Give the number of lines that include the string "Ranges", nothing more.

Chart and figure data
* * *

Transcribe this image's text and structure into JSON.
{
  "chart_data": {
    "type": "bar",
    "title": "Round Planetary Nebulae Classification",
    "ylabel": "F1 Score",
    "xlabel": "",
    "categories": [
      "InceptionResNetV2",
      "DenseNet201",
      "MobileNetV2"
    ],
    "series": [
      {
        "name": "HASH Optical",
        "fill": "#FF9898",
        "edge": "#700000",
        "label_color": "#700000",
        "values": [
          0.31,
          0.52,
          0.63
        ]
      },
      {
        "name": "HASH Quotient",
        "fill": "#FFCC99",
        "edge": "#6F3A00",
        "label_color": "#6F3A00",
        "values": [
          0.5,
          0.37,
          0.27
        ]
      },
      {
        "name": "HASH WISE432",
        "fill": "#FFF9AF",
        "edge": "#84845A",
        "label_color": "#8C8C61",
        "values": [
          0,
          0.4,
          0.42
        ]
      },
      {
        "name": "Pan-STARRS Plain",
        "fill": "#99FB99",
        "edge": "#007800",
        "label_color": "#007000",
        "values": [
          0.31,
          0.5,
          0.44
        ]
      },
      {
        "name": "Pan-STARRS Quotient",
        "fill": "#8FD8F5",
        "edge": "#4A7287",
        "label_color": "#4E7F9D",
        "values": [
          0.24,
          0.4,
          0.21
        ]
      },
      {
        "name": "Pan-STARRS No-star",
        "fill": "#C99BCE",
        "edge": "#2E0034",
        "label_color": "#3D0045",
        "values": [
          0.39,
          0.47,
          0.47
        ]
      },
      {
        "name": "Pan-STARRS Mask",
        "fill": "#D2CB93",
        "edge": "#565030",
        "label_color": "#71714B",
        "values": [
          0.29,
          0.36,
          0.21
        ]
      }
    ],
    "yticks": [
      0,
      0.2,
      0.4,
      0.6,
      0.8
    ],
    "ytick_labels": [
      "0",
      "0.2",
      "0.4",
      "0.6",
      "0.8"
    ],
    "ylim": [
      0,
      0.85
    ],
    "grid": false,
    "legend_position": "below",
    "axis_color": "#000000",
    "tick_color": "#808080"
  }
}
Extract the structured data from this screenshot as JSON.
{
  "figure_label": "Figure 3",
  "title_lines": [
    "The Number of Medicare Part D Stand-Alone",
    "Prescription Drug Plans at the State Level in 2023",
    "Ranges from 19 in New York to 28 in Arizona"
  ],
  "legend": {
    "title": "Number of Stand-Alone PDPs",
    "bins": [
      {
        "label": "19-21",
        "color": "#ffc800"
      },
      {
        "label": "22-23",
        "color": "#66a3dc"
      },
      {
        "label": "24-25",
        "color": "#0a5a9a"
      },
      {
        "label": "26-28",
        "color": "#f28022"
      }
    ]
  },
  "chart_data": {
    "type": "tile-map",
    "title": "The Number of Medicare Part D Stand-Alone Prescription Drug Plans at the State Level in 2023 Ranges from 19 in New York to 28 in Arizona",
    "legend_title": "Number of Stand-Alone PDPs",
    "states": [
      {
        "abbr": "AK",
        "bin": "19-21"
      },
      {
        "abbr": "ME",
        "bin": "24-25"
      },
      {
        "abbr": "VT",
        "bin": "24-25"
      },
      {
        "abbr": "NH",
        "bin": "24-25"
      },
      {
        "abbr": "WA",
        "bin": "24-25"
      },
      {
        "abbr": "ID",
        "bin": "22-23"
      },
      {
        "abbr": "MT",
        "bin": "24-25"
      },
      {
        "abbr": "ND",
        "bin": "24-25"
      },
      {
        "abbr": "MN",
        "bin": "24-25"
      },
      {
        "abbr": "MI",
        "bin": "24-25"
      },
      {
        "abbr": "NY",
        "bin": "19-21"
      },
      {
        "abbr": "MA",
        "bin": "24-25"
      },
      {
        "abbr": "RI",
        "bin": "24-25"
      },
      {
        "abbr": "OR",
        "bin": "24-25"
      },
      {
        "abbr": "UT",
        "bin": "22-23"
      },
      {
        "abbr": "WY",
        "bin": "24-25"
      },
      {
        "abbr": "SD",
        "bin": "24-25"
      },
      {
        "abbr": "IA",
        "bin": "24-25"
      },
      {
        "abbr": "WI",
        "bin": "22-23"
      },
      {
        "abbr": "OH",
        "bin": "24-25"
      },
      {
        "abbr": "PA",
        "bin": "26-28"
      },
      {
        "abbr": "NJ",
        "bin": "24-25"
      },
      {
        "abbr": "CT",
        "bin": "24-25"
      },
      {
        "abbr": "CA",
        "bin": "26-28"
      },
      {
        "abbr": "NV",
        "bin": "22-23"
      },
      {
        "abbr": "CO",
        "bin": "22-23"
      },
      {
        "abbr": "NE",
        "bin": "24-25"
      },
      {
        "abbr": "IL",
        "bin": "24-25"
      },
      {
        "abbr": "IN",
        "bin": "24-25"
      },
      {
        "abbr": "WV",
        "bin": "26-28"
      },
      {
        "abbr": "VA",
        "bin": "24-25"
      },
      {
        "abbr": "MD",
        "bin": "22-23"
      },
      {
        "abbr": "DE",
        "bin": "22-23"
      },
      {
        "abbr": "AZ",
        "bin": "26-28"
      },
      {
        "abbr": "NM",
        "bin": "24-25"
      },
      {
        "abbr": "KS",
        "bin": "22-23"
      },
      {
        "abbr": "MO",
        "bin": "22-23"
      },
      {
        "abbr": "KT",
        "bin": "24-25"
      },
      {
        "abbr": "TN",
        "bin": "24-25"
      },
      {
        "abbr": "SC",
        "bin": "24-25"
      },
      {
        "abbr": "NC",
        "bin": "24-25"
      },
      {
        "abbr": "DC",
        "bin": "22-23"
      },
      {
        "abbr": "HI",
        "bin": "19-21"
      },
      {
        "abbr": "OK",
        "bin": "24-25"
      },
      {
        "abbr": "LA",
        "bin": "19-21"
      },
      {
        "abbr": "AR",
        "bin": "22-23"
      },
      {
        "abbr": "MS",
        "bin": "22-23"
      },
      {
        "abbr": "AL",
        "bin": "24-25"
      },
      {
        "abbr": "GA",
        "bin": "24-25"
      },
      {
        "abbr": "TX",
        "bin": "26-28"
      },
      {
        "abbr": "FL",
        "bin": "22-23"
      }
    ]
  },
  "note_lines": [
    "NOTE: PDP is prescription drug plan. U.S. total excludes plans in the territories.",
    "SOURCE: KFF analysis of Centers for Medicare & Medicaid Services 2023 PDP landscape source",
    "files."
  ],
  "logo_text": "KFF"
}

* * *

● Result: 2